-- start --

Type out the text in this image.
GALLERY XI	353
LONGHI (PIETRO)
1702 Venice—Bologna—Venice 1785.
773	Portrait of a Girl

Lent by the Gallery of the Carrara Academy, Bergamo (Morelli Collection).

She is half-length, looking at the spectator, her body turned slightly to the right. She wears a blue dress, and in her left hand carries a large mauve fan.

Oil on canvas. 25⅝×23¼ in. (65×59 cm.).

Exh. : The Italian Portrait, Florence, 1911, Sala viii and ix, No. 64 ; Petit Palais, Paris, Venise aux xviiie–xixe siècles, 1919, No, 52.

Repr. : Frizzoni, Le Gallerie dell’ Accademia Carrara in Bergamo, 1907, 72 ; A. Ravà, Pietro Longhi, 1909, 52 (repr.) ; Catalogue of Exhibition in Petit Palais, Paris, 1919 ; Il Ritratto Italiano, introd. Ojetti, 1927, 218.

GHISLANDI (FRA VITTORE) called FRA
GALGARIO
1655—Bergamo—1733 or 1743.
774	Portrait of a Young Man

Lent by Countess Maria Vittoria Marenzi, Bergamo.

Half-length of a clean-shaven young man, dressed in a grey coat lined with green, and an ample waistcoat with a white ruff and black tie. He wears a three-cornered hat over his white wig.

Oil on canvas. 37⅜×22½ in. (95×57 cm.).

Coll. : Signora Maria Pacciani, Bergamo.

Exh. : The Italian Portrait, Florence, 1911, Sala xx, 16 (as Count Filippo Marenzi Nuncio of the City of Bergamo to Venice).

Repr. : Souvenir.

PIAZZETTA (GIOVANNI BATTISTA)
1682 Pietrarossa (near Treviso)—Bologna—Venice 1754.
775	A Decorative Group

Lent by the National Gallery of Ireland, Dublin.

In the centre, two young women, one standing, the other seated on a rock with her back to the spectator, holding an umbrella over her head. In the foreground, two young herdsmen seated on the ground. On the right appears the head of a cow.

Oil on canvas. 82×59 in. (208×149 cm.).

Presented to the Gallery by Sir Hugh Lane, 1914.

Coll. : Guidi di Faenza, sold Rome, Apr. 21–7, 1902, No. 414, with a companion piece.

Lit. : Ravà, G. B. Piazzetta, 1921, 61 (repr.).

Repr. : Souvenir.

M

-- end --

Instruction — Restate each of the entries above verbatim.

Answer below —
Type out the text in this image.
GALLERY XI	353
LONGHI (PIETRO)
1702 Venice—Bologna—Venice 1785.
773	Portrait of a Girl

Lent by the Gallery of the Carrara Academy, Bergamo (Morelli Collection).

She is half-length, looking at the spectator, her body turned slightly to the right. She wears a blue dress, and in her left hand carries a large mauve fan.

Oil on canvas. 25⅝×23¼ in. (65×59 cm.).

Exh. : The Italian Portrait, Florence, 1911, Sala viii and ix, No. 64 ; Petit Palais, Paris, Venise aux xviiie–xixe siècles, 1919, No, 52.

Repr. : Frizzoni, Le Gallerie dell’ Accademia Carrara in Bergamo, 1907, 72 ; A. Ravà, Pietro Longhi, 1909, 52 (repr.) ; Catalogue of Exhibition in Petit Palais, Paris, 1919 ; Il Ritratto Italiano, introd. Ojetti, 1927, 218.

GHISLANDI (FRA VITTORE) called FRA
GALGARIO
1655—Bergamo—1733 or 1743.
774	Portrait of a Young Man

Lent by Countess Maria Vittoria Marenzi, Bergamo.

Half-length of a clean-shaven young man, dressed in a grey coat lined with green, and an ample waistcoat with a white ruff and black tie. He wears a three-cornered hat over his white wig.

Oil on canvas. 37⅜×22½ in. (95×57 cm.).

Coll. : Signora Maria Pacciani, Bergamo.

Exh. : The Italian Portrait, Florence, 1911, Sala xx, 16 (as Count Filippo Marenzi Nuncio of the City of Bergamo to Venice).

Repr. : Souvenir.

PIAZZETTA (GIOVANNI BATTISTA)
1682 Pietrarossa (near Treviso)—Bologna—Venice 1754.
775	A Decorative Group

Lent by the National Gallery of Ireland, Dublin.

In the centre, two young women, one standing, the other seated on a rock with her back to the spectator, holding an umbrella over her head. In the foreground, two young herdsmen seated on the ground. On the right appears the head of a cow.

Oil on canvas. 82×59 in. (208×149 cm.).

Presented to the Gallery by Sir Hugh Lane, 1914.

Coll. : Guidi di Faenza, sold Rome, Apr. 21–7, 1902, No. 414, with a companion piece.

Lit. : Ravà, G. B. Piazzetta, 1921, 61 (repr.).

Repr. : Souvenir.

M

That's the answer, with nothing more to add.